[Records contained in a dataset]
┌────────
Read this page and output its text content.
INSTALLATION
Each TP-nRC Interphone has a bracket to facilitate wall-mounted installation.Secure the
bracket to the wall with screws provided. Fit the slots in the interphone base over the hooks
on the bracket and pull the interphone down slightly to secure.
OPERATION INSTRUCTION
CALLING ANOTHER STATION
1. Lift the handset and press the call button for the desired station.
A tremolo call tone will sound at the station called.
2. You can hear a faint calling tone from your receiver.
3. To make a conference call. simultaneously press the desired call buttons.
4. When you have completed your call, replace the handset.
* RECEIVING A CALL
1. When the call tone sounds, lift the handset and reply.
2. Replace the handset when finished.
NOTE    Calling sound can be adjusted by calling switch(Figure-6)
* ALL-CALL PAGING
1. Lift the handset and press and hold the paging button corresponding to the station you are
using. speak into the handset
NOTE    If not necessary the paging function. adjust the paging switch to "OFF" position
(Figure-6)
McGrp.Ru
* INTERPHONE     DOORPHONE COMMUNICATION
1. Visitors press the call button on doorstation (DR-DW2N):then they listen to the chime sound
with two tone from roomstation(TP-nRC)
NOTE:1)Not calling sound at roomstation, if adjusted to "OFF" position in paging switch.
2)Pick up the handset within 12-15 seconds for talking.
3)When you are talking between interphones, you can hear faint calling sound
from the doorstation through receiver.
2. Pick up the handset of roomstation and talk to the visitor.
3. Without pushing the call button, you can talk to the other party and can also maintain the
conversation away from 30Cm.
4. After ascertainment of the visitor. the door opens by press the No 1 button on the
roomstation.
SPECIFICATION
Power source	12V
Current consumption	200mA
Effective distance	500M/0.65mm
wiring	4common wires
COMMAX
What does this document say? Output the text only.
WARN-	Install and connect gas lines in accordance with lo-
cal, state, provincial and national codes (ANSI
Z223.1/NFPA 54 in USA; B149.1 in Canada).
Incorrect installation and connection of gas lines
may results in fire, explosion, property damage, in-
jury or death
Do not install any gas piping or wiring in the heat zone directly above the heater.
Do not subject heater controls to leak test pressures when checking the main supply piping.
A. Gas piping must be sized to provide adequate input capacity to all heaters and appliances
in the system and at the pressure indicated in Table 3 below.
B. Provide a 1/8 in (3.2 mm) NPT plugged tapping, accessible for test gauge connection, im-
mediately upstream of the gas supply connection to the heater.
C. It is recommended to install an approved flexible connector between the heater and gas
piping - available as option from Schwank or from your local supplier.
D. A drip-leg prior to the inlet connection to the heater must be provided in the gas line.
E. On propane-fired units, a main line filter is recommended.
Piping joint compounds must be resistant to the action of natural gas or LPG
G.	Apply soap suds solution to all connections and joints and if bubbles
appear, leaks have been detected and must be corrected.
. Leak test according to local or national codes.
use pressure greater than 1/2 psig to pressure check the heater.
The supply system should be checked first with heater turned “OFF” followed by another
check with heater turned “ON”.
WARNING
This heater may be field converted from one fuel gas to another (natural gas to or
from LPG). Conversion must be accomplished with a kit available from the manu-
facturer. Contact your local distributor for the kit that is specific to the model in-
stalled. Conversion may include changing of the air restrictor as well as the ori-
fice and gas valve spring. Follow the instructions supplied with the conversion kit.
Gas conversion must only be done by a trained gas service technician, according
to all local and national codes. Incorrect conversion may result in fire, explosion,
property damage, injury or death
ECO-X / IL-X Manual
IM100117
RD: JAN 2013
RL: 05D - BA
└────────
Your task is to retype all the records above with nothing left out.

### FINAL RESULT
Read this page and output its text content.
INSTALLATION
Each TP-nRC Interphone has a bracket to facilitate wall-mounted installation.Secure the
bracket to the wall with screws provided. Fit the slots in the interphone base over the hooks
on the bracket and pull the interphone down slightly to secure.
OPERATION INSTRUCTION
CALLING ANOTHER STATION
1. Lift the handset and press the call button for the desired station.
A tremolo call tone will sound at the station called.
2. You can hear a faint calling tone from your receiver.
3. To make a conference call. simultaneously press the desired call buttons.
4. When you have completed your call, replace the handset.
* RECEIVING A CALL
1. When the call tone sounds, lift the handset and reply.
2. Replace the handset when finished.
NOTE    Calling sound can be adjusted by calling switch(Figure-6)
* ALL-CALL PAGING
1. Lift the handset and press and hold the paging button corresponding to the station you are
using. speak into the handset
NOTE    If not necessary the paging function. adjust the paging switch to "OFF" position
(Figure-6)
McGrp.Ru
* INTERPHONE     DOORPHONE COMMUNICATION
1. Visitors press the call button on doorstation (DR-DW2N):then they listen to the chime sound
with two tone from roomstation(TP-nRC)
NOTE:1)Not calling sound at roomstation, if adjusted to "OFF" position in paging switch.
2)Pick up the handset within 12-15 seconds for talking.
3)When you are talking between interphones, you can hear faint calling sound
from the doorstation through receiver.
2. Pick up the handset of roomstation and talk to the visitor.
3. Without pushing the call button, you can talk to the other party and can also maintain the
conversation away from 30Cm.
4. After ascertainment of the visitor. the door opens by press the No 1 button on the
roomstation.
SPECIFICATION
Power source	12V
Current consumption	200mA
Effective distance	500M/0.65mm
wiring	4common wires
COMMAX
What does this document say? Output the text only.
WARN-	Install and connect gas lines in accordance with lo-
cal, state, provincial and national codes (ANSI
Z223.1/NFPA 54 in USA; B149.1 in Canada).
Incorrect installation and connection of gas lines
may results in fire, explosion, property damage, in-
jury or death
Do not install any gas piping or wiring in the heat zone directly above the heater.
Do not subject heater controls to leak test pressures when checking the main supply piping.
A. Gas piping must be sized to provide adequate input capacity to all heaters and appliances
in the system and at the pressure indicated in Table 3 below.
B. Provide a 1/8 in (3.2 mm) NPT plugged tapping, accessible for test gauge connection, im-
mediately upstream of the gas supply connection to the heater.
C. It is recommended to install an approved flexible connector between the heater and gas
piping - available as option from Schwank or from your local supplier.
D. A drip-leg prior to the inlet connection to the heater must be provided in the gas line.
E. On propane-fired units, a main line filter is recommended.
Piping joint compounds must be resistant to the action of natural gas or LPG
G.	Apply soap suds solution to all connections and joints and if bubbles
appear, leaks have been detected and must be corrected.
. Leak test according to local or national codes.
use pressure greater than 1/2 psig to pressure check the heater.
The supply system should be checked first with heater turned “OFF” followed by another
check with heater turned “ON”.
WARNING
This heater may be field converted from one fuel gas to another (natural gas to or
from LPG). Conversion must be accomplished with a kit available from the manu-
facturer. Contact your local distributor for the kit that is specific to the model in-
stalled. Conversion may include changing of the air restrictor as well as the ori-
fice and gas valve spring. Follow the instructions supplied with the conversion kit.
Gas conversion must only be done by a trained gas service technician, according
to all local and national codes. Incorrect conversion may result in fire, explosion,
property damage, injury or death
ECO-X / IL-X Manual
IM100117
RD: JAN 2013
RL: 05D - BA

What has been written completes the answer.